### Written task
The material below should be written out in full and exactly; pictures stay out of the copy.

+++ Supplied material

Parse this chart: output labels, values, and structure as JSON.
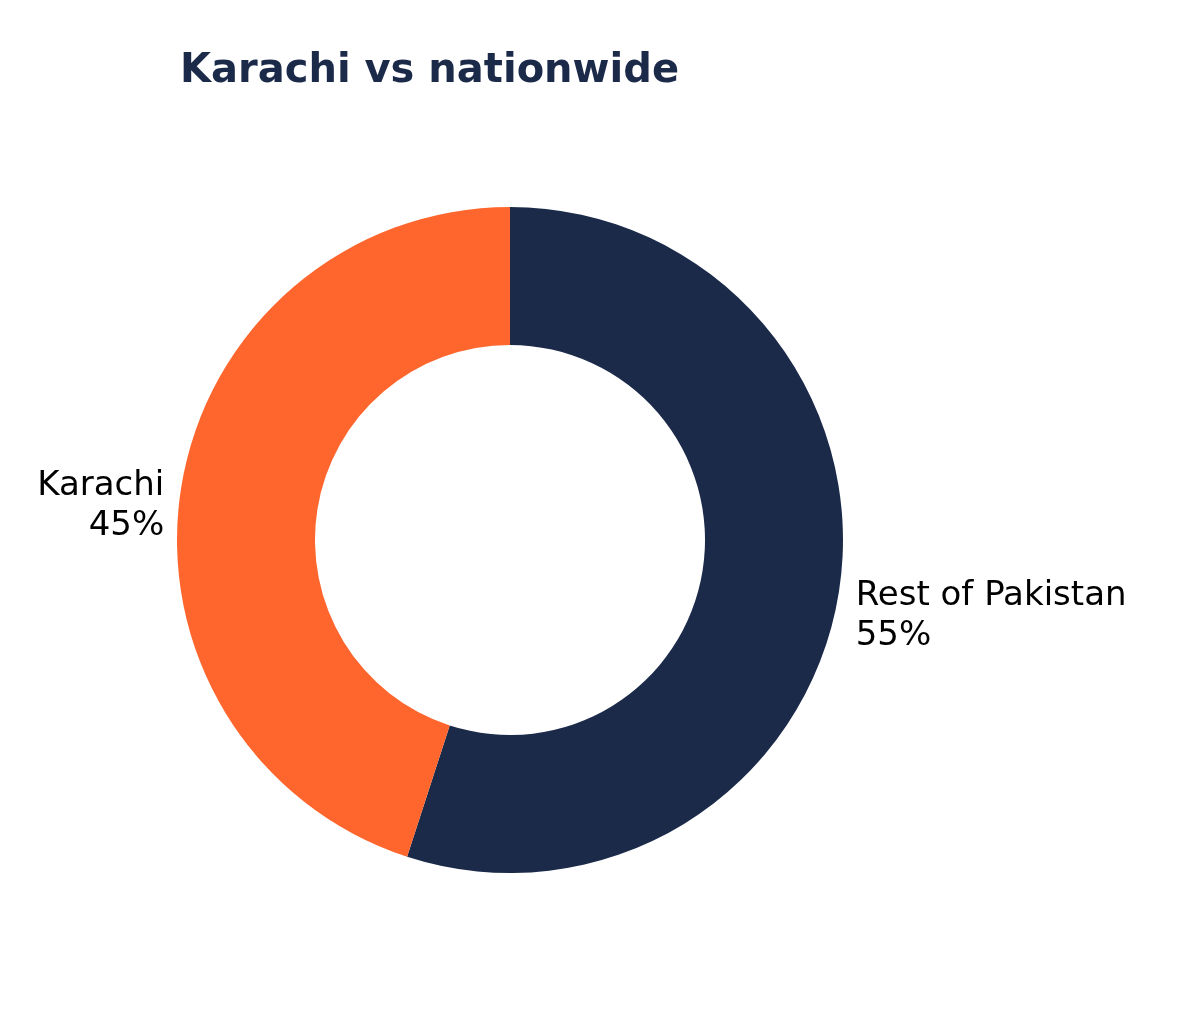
{
  "chart_data": {
    "type": "donut",
    "title": "Karachi vs nationwide",
    "categories": [
      "Rest of Pakistan",
      "Karachi"
    ],
    "values": [
      55,
      45
    ],
    "colors": [
      "#1c2a4a",
      "#ff662d"
    ],
    "value_labels": [
      "55%",
      "45%"
    ]
  }
}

++++++

### Result of the task
Parse this chart: output labels, values, and structure as JSON.
{
  "chart_data": {
    "type": "donut",
    "title": "Karachi vs nationwide",
    "categories": [
      "Rest of Pakistan",
      "Karachi"
    ],
    "values": [
      55,
      45
    ],
    "colors": [
      "#1c2a4a",
      "#ff662d"
    ],
    "value_labels": [
      "55%",
      "45%"
    ]
  }
}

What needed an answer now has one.